[Extracted records]

★ ★ ★ ★ ★ ★ ★

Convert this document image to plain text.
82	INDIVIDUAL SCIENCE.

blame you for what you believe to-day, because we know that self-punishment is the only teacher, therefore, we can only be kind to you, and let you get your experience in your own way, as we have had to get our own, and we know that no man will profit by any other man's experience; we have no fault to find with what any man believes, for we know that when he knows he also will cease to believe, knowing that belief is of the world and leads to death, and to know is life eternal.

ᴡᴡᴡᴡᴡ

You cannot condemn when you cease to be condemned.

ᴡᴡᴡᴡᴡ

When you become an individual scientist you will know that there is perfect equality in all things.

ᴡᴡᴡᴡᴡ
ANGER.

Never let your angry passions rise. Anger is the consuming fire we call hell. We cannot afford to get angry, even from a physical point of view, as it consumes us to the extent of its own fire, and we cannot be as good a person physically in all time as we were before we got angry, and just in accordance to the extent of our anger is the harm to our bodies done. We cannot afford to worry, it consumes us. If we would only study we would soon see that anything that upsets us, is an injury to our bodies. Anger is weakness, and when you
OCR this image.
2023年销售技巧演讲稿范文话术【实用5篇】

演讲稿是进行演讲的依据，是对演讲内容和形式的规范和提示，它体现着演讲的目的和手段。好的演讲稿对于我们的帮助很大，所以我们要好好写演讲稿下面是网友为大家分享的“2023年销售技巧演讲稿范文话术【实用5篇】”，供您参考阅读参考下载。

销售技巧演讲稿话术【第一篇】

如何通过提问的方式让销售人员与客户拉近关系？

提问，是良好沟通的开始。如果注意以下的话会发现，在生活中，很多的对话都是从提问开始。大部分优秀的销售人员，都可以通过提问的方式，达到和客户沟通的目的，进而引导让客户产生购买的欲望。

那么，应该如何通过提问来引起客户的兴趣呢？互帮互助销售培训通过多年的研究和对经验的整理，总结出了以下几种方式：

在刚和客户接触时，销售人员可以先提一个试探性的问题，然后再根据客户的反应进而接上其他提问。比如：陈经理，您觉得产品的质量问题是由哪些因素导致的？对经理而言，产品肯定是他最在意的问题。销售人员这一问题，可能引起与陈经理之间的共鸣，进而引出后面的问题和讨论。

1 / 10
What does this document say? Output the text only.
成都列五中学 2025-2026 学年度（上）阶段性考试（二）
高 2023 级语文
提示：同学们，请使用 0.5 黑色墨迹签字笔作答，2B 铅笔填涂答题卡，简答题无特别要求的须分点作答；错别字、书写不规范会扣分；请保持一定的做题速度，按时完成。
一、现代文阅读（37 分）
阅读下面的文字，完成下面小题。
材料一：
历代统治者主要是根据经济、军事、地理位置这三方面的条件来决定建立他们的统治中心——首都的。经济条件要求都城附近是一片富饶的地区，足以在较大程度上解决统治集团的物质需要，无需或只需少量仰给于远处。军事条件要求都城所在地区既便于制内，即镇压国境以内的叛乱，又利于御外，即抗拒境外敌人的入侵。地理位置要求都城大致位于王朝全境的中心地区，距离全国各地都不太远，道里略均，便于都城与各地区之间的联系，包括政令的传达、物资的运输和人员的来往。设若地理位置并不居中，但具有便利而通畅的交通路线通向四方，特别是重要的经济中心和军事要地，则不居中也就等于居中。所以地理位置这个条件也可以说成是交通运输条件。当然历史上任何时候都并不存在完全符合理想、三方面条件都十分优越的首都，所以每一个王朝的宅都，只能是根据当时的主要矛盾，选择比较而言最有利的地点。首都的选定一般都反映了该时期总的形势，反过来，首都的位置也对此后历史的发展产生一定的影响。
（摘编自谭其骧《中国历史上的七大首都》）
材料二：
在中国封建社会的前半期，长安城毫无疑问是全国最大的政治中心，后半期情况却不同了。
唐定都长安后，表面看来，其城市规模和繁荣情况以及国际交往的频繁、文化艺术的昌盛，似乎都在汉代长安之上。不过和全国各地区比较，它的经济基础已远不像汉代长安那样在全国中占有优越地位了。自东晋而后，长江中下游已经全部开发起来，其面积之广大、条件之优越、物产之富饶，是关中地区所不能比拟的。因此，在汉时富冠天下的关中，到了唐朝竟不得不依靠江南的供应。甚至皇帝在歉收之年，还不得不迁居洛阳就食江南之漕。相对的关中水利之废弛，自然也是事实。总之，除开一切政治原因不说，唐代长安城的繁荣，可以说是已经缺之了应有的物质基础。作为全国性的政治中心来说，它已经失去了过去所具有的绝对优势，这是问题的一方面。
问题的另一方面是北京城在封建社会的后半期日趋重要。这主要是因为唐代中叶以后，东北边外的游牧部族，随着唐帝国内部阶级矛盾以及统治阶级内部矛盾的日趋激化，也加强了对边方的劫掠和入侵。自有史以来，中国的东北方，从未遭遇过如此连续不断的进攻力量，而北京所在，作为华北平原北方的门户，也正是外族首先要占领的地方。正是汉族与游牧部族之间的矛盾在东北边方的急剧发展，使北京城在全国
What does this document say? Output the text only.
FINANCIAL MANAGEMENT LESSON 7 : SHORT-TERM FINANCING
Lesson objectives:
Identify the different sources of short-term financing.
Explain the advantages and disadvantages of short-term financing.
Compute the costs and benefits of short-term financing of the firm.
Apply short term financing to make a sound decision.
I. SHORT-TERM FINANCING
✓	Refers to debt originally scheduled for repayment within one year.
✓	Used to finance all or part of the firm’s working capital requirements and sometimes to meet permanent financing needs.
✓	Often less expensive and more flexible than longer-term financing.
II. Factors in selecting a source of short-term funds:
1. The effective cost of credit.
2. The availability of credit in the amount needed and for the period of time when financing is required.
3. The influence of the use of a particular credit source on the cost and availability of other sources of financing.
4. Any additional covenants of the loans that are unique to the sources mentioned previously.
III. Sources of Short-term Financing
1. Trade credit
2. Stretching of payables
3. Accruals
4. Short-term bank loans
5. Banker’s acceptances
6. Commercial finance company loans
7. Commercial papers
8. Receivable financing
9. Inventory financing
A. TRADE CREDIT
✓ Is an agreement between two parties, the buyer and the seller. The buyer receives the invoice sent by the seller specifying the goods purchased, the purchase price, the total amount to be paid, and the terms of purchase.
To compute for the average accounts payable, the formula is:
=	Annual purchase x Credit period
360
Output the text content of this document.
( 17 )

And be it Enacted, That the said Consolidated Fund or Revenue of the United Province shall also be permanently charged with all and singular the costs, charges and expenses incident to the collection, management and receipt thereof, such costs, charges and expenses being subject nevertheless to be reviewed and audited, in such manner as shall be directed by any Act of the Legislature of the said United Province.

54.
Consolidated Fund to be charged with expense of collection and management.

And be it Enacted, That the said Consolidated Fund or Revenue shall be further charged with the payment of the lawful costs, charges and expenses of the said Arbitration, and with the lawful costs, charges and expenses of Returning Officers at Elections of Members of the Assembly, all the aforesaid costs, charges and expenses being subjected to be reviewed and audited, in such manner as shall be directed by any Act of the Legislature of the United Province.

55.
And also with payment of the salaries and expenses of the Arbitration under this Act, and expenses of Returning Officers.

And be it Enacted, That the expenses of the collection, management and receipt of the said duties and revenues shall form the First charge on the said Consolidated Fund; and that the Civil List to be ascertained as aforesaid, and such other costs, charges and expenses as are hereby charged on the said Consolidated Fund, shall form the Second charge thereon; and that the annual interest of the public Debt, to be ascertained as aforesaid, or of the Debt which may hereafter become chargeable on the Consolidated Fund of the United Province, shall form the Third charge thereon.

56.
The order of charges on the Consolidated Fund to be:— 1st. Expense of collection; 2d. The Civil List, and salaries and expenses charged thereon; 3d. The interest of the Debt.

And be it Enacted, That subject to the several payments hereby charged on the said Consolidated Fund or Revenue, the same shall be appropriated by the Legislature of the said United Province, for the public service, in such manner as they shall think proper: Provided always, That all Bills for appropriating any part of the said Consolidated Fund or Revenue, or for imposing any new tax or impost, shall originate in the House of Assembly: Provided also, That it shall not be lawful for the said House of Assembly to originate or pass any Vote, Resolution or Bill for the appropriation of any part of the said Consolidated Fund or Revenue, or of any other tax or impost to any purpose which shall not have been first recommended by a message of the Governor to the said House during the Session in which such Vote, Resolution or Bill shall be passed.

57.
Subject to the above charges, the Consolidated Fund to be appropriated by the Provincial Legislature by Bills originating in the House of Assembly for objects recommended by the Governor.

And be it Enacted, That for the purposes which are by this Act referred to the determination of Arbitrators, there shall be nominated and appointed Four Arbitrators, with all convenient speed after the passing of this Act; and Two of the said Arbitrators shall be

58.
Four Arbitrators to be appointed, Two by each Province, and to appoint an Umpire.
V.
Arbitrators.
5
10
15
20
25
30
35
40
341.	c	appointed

★ ★ ★ ★ ★ ★ ★

## EXERCISE AIM
Tally how many lines in the material above hold the word "recommended". Write only that number.

## WRITTEN ANSWER
2